++++ INPUT

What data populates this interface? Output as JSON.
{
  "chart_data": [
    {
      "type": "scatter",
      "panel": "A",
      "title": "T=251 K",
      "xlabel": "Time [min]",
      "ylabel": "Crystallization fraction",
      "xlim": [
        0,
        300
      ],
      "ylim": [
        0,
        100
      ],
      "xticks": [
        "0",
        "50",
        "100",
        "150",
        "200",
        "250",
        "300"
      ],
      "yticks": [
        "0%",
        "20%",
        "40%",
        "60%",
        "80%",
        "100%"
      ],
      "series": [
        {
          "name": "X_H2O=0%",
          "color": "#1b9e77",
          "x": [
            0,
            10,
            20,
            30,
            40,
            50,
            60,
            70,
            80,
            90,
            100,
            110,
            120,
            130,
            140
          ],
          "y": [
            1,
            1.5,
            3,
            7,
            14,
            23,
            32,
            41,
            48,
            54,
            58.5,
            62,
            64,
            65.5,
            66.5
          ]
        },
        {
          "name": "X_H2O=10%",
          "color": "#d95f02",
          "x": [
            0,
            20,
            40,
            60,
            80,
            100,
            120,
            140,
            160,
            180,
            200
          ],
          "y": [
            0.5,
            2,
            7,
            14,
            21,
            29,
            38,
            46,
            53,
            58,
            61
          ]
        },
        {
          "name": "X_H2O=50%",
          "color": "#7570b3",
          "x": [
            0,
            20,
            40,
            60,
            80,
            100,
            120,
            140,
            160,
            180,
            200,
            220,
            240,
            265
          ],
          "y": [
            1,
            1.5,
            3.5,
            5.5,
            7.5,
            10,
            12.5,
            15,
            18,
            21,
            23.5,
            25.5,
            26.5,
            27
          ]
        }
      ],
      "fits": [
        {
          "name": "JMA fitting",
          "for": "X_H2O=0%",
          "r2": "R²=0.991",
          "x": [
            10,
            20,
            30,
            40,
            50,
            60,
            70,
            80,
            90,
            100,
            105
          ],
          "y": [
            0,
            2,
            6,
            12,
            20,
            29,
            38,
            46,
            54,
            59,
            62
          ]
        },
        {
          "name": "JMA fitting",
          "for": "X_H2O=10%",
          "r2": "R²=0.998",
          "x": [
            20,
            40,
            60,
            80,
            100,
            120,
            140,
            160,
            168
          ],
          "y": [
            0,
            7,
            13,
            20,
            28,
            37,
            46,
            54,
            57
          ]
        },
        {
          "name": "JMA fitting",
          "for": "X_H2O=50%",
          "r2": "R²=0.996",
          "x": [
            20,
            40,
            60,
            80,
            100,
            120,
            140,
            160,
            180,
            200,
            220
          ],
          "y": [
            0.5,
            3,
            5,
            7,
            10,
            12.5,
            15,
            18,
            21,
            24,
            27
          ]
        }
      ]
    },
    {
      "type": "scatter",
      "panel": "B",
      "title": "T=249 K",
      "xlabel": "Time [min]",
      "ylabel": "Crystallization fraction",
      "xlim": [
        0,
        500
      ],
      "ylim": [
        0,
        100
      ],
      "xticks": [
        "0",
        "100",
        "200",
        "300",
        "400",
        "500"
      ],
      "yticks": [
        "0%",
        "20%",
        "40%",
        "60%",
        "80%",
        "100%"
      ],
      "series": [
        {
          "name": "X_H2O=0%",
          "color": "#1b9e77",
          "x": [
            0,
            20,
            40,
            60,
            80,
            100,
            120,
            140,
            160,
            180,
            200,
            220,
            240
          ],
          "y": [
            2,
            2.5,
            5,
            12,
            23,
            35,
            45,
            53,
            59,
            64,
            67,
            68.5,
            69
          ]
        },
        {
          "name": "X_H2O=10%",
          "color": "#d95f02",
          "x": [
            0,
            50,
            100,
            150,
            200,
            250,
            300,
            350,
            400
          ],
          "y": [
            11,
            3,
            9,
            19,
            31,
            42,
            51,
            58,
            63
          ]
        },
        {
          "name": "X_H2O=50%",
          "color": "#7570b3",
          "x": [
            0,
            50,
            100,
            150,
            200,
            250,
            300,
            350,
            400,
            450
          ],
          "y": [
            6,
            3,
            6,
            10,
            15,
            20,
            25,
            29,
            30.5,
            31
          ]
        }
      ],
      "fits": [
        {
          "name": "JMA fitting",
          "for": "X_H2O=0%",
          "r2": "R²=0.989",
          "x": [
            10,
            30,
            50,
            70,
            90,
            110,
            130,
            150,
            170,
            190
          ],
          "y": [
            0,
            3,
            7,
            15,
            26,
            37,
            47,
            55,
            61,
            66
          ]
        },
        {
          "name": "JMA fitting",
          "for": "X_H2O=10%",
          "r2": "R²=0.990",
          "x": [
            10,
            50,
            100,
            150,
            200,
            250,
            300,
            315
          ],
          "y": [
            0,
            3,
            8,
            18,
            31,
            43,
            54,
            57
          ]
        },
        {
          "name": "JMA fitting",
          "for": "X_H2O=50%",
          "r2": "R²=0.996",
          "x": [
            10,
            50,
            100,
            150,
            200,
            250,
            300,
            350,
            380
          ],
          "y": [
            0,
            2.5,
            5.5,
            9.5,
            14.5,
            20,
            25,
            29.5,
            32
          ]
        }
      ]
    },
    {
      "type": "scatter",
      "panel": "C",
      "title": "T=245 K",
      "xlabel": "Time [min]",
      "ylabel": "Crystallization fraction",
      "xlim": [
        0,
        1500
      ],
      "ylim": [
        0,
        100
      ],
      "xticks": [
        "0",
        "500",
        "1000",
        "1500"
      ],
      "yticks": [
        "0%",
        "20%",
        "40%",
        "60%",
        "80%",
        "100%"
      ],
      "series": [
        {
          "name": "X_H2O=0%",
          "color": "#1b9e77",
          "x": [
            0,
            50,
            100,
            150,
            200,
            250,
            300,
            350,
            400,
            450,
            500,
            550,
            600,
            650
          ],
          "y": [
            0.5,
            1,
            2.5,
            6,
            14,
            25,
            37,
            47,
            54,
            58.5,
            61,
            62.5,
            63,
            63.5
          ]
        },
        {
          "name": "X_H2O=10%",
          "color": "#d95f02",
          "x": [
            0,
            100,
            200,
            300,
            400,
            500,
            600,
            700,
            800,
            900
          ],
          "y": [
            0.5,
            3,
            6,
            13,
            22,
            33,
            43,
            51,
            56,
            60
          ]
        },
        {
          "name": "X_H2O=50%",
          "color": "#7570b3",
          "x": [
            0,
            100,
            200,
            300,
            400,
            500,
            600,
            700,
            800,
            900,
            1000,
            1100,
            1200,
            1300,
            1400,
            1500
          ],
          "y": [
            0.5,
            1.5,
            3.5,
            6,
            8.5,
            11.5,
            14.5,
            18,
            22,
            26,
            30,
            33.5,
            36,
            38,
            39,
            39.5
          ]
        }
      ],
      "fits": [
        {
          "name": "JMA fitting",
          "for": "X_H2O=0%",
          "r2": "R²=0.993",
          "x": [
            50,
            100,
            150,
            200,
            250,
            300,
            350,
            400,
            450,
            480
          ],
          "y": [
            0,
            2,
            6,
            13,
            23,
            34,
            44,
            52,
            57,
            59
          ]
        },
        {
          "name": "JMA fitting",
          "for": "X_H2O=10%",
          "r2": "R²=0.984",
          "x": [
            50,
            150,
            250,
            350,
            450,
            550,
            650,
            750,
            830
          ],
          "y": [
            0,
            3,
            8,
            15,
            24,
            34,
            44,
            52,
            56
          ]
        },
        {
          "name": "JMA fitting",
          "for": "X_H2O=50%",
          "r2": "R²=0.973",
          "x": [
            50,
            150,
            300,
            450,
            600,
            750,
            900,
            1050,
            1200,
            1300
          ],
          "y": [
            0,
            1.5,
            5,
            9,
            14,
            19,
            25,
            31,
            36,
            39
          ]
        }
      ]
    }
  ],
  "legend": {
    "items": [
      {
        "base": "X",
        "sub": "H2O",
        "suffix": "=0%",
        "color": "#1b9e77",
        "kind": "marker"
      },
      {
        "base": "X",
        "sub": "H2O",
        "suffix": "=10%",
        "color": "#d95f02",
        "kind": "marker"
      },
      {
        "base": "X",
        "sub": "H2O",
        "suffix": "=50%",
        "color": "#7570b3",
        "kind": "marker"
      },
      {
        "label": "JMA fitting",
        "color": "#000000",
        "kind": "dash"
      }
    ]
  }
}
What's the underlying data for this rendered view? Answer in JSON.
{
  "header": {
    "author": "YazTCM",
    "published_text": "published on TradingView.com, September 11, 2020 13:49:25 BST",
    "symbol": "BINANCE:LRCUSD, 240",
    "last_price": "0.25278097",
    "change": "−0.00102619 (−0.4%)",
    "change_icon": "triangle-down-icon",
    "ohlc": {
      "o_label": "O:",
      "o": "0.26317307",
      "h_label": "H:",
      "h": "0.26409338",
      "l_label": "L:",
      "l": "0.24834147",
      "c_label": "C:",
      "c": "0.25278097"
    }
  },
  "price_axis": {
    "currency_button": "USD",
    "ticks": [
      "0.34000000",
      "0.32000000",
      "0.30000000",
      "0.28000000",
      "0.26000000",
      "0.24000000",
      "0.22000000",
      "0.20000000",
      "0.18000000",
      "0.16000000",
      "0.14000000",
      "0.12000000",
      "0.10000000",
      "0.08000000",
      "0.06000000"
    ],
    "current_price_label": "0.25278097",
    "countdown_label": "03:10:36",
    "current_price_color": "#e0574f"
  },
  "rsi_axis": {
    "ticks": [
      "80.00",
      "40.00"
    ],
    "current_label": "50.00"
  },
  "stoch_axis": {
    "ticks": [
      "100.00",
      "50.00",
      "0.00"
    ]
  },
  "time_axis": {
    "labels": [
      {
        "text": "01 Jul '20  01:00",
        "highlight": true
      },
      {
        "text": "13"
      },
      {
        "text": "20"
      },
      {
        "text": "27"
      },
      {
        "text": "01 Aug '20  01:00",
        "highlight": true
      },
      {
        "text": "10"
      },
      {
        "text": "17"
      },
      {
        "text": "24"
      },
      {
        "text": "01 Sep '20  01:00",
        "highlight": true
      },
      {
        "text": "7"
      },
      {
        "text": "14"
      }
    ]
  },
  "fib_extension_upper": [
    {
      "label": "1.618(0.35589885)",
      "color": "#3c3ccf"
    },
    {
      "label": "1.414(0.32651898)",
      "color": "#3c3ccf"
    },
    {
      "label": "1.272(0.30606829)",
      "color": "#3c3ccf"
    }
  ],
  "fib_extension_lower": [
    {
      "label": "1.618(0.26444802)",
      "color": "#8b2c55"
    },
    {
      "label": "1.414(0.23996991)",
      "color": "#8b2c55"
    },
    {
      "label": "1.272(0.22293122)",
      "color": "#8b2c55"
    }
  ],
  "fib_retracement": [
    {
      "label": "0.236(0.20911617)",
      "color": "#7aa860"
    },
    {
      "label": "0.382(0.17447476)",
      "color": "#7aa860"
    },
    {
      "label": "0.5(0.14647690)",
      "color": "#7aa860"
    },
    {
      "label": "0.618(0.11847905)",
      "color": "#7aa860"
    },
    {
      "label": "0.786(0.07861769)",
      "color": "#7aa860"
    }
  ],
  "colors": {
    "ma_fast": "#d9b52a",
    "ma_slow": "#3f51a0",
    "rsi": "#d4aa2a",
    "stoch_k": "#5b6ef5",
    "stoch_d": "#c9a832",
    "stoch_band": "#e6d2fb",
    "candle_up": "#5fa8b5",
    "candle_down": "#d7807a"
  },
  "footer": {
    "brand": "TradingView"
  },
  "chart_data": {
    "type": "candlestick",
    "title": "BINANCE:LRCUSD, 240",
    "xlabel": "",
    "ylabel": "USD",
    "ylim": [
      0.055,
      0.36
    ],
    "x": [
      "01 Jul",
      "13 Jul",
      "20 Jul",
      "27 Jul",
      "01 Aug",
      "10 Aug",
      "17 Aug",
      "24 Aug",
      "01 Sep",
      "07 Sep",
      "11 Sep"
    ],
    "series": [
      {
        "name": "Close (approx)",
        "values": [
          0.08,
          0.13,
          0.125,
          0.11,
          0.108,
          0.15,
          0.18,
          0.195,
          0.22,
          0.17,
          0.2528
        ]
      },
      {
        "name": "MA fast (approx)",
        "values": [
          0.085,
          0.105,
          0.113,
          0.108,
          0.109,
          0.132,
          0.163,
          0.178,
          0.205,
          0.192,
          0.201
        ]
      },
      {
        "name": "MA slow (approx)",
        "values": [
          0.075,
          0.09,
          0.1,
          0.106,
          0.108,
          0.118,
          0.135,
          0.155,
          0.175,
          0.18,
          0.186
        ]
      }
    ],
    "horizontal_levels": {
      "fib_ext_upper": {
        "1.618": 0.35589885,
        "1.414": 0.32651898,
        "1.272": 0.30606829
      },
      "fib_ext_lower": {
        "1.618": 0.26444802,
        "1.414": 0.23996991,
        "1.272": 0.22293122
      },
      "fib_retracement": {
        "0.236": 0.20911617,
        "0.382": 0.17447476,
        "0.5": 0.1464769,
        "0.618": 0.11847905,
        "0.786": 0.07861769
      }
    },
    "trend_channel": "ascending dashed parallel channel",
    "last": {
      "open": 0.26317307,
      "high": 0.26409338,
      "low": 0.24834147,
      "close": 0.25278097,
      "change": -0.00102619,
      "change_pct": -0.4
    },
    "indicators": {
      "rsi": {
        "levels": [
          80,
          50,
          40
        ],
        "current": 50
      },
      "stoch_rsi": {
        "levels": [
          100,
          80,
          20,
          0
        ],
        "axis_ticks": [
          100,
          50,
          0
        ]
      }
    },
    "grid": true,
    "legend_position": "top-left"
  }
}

++++++++

• **EXERCISE DESCRIPTION**
Which lines hold the string "this"? Copy all of them from the data above.

• **EXPECTED ANSWER**
What data populates this interface? Output as JSON.
What's the underlying data for this rendered view? Answer in JSON.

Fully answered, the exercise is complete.